Report each line of the data that has "experience" somewhere in it.

Dataset items:
──────────

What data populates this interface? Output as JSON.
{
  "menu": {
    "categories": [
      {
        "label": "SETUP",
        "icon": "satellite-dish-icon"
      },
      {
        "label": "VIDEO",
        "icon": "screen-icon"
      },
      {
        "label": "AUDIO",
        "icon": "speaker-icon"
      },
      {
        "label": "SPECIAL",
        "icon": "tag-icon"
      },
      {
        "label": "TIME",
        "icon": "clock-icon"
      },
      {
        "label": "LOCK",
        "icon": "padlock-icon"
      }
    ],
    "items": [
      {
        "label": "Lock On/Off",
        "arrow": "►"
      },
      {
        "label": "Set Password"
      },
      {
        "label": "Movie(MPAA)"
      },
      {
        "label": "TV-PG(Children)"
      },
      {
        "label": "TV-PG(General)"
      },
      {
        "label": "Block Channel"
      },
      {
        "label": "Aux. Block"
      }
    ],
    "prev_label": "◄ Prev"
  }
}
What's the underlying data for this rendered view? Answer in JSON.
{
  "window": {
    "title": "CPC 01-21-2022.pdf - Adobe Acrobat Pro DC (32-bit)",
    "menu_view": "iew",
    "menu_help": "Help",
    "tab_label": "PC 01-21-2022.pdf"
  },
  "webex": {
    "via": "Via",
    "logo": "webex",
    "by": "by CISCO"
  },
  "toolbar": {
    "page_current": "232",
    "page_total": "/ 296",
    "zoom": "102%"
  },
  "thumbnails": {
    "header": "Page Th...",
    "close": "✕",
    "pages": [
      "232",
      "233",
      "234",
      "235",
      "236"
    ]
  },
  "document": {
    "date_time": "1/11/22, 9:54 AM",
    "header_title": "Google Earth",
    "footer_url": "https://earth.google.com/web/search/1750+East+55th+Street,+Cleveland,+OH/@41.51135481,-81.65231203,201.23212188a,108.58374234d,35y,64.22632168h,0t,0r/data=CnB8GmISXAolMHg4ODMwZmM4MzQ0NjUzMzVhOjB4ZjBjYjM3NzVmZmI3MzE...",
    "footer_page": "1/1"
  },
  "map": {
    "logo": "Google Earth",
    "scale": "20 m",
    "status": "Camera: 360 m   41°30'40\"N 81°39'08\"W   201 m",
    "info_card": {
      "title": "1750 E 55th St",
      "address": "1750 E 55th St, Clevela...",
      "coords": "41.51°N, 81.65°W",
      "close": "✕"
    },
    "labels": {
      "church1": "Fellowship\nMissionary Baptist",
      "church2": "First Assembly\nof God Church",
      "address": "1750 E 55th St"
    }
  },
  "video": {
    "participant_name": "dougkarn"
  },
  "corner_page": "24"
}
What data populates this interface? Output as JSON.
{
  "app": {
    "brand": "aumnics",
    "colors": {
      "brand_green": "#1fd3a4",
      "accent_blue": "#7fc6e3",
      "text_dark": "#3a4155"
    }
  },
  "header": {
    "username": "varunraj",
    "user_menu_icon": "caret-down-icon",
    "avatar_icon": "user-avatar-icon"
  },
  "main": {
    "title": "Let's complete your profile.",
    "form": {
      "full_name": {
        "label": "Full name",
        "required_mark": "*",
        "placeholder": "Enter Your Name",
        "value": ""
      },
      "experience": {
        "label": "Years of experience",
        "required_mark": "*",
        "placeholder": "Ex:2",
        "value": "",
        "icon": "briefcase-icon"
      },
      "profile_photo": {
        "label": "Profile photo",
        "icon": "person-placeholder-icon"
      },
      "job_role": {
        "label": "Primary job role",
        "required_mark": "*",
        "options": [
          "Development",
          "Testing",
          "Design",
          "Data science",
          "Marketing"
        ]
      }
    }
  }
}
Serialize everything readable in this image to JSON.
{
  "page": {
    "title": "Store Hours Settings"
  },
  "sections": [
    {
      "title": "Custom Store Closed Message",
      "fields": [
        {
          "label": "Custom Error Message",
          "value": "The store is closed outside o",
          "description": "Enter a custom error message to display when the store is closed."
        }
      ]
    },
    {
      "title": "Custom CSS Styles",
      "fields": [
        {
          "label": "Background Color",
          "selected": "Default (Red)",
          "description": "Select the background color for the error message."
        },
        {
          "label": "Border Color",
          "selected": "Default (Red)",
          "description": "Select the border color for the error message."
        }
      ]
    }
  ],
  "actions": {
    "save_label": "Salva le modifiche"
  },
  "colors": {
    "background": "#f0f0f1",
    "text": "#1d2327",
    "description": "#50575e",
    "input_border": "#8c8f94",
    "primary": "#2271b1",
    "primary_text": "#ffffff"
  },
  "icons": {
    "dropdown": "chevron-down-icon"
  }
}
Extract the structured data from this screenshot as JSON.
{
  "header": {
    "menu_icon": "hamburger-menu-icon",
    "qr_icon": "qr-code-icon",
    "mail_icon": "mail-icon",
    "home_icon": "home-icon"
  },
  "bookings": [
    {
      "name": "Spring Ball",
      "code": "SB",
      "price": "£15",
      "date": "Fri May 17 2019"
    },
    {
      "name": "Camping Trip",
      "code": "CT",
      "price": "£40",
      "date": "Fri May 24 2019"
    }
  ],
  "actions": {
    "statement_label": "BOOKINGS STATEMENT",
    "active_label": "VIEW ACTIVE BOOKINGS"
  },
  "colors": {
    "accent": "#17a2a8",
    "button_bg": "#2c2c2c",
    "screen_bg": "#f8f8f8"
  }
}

──────────

-- WRITTEN REPLY --
      "experience": {
        "label": "Years of experience",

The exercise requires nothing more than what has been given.